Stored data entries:
:::
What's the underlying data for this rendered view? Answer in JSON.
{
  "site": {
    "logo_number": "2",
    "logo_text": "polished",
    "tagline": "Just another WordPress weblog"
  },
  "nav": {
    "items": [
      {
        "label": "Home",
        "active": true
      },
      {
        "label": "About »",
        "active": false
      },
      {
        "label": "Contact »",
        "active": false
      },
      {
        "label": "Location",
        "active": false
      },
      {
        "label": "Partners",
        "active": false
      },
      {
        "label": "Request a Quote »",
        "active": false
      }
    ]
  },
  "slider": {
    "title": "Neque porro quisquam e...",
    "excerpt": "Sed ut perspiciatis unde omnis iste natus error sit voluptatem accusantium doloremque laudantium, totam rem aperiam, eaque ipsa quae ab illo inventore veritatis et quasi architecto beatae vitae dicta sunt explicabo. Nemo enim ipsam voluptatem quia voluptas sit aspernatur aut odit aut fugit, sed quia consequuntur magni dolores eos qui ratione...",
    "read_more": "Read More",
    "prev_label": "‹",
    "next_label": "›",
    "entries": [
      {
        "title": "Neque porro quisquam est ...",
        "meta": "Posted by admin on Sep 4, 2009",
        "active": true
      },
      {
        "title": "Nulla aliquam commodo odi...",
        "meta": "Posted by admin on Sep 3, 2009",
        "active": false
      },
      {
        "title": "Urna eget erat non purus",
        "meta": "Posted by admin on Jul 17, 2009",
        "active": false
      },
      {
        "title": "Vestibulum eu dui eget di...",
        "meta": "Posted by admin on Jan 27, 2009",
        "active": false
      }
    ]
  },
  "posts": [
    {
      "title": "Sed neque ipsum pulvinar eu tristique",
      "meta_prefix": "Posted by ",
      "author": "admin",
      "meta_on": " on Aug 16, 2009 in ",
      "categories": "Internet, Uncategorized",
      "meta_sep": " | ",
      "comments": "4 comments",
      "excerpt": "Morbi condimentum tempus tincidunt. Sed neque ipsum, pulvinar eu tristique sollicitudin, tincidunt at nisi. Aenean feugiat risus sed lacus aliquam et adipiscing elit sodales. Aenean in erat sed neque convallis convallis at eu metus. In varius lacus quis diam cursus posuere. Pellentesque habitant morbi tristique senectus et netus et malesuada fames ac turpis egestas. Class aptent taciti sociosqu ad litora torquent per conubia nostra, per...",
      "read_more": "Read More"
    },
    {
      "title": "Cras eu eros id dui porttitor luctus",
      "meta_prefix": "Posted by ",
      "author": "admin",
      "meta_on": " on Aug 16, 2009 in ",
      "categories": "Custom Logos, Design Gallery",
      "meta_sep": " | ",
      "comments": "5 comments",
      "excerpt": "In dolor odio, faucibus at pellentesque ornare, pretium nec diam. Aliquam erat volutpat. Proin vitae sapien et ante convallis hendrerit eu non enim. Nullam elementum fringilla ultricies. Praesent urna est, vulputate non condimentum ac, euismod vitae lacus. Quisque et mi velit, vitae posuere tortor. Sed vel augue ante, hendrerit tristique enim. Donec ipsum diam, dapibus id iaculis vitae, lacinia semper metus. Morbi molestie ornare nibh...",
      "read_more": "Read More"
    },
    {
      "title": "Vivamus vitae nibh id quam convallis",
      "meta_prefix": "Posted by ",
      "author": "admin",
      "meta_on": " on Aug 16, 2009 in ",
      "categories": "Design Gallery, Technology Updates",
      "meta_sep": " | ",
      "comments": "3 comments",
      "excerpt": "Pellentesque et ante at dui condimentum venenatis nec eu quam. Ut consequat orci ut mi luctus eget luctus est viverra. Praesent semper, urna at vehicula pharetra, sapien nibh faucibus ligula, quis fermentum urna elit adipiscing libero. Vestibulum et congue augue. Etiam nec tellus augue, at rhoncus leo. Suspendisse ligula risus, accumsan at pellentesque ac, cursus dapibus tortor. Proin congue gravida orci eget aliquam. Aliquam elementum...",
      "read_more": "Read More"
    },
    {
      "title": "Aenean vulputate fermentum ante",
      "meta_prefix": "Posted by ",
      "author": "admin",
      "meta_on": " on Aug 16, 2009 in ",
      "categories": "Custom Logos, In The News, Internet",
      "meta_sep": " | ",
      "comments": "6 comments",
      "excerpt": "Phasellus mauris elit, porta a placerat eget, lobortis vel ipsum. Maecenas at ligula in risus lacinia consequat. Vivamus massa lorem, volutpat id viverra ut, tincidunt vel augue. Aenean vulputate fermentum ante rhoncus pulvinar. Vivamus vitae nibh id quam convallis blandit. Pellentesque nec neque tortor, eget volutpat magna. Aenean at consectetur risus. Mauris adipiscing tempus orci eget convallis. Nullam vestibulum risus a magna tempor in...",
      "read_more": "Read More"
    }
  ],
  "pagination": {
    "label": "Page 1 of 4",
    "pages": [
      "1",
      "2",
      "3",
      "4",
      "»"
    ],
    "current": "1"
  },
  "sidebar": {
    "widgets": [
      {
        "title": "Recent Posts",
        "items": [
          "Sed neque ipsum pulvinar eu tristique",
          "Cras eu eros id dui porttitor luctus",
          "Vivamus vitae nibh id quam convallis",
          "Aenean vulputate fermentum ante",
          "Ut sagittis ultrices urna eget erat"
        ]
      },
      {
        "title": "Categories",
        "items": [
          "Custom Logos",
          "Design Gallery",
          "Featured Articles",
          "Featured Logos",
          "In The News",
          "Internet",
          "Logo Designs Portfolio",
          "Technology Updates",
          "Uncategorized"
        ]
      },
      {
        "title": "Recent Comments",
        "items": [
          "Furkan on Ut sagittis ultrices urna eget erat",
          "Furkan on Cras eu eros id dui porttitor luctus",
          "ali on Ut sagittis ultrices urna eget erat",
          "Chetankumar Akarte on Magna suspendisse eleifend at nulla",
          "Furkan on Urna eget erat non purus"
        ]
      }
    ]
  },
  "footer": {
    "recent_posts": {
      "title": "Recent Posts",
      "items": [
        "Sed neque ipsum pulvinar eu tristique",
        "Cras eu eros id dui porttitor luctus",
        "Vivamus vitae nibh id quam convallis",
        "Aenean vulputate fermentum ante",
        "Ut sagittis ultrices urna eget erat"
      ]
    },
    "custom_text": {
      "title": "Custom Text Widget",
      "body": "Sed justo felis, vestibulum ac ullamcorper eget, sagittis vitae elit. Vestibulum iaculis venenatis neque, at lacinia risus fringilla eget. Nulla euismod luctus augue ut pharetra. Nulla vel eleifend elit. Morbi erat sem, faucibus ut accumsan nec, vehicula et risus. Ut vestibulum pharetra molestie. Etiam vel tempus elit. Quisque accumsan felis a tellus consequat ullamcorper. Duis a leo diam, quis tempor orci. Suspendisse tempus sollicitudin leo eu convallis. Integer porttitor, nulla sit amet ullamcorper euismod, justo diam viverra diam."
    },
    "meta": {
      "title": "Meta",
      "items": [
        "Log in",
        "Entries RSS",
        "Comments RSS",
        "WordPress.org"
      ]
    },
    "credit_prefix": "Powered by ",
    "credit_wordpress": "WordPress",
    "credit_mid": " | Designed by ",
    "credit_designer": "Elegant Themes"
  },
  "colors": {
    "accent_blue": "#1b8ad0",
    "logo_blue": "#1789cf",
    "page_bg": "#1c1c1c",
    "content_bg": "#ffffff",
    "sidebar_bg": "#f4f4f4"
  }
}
:::
(WHAT THE EXERCISE ASKS): Copy out each line that contains the word "Vivamus".

(REPLY TO THE TASK):
      "title": "Vivamus vitae nibh id quam convallis",
      "excerpt": "Phasellus mauris elit, porta a placerat eget, lobortis vel ipsum. Maecenas at ligula in risus lacinia consequat. Vivamus massa lorem, volutpat id viverra ut, tincidunt vel augue. Aenean vulputate fermentum ante rhoncus pulvinar. Vivamus vitae nibh id quam convallis blandit. Pellentesque nec neque tortor, eget volutpat magna. Aenean at consectetur risus. Mauris adipiscing tempus orci eget convallis. Nullam vestibulum risus a magna tempor in...",
          "Vivamus vitae nibh id quam convallis",
        "Vivamus vitae nibh id quam convallis",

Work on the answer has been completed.